__Records for processing__:
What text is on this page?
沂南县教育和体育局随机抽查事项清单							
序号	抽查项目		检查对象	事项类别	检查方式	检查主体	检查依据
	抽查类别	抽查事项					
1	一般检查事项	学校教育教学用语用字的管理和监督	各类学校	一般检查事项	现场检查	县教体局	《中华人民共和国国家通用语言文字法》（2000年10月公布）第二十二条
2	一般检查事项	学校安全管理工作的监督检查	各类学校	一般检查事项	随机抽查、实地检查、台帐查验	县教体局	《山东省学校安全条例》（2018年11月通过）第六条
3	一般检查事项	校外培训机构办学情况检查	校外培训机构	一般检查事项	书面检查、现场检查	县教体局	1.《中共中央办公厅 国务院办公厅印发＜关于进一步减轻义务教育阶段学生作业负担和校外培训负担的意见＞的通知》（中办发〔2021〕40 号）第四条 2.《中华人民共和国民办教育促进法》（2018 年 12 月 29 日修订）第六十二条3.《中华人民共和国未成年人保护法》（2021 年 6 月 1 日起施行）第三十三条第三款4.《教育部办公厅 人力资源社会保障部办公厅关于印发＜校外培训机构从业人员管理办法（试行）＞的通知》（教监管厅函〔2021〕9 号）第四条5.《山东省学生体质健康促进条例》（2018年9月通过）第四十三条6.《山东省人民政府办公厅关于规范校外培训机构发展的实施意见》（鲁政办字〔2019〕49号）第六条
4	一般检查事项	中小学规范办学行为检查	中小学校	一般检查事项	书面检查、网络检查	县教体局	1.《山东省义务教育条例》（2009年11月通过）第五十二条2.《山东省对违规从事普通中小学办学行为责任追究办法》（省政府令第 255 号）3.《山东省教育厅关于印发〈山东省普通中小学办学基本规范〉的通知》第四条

__Exercise objective__: Write the listing out again, exactly as it reads.

__Exercise output__:
What text is on this page?
沂南县教育和体育局随机抽查事项清单							
序号	抽查项目		检查对象	事项类别	检查方式	检查主体	检查依据
	抽查类别	抽查事项					
1	一般检查事项	学校教育教学用语用字的管理和监督	各类学校	一般检查事项	现场检查	县教体局	《中华人民共和国国家通用语言文字法》（2000年10月公布）第二十二条
2	一般检查事项	学校安全管理工作的监督检查	各类学校	一般检查事项	随机抽查、实地检查、台帐查验	县教体局	《山东省学校安全条例》（2018年11月通过）第六条
3	一般检查事项	校外培训机构办学情况检查	校外培训机构	一般检查事项	书面检查、现场检查	县教体局	1.《中共中央办公厅 国务院办公厅印发＜关于进一步减轻义务教育阶段学生作业负担和校外培训负担的意见＞的通知》（中办发〔2021〕40 号）第四条 2.《中华人民共和国民办教育促进法》（2018 年 12 月 29 日修订）第六十二条3.《中华人民共和国未成年人保护法》（2021 年 6 月 1 日起施行）第三十三条第三款4.《教育部办公厅 人力资源社会保障部办公厅关于印发＜校外培训机构从业人员管理办法（试行）＞的通知》（教监管厅函〔2021〕9 号）第四条5.《山东省学生体质健康促进条例》（2018年9月通过）第四十三条6.《山东省人民政府办公厅关于规范校外培训机构发展的实施意见》（鲁政办字〔2019〕49号）第六条
4	一般检查事项	中小学规范办学行为检查	中小学校	一般检查事项	书面检查、网络检查	县教体局	1.《山东省义务教育条例》（2009年11月通过）第五十二条2.《山东省对违规从事普通中小学办学行为责任追究办法》（省政府令第 255 号）3.《山东省教育厅关于印发〈山东省普通中小学办学基本规范〉的通知》第四条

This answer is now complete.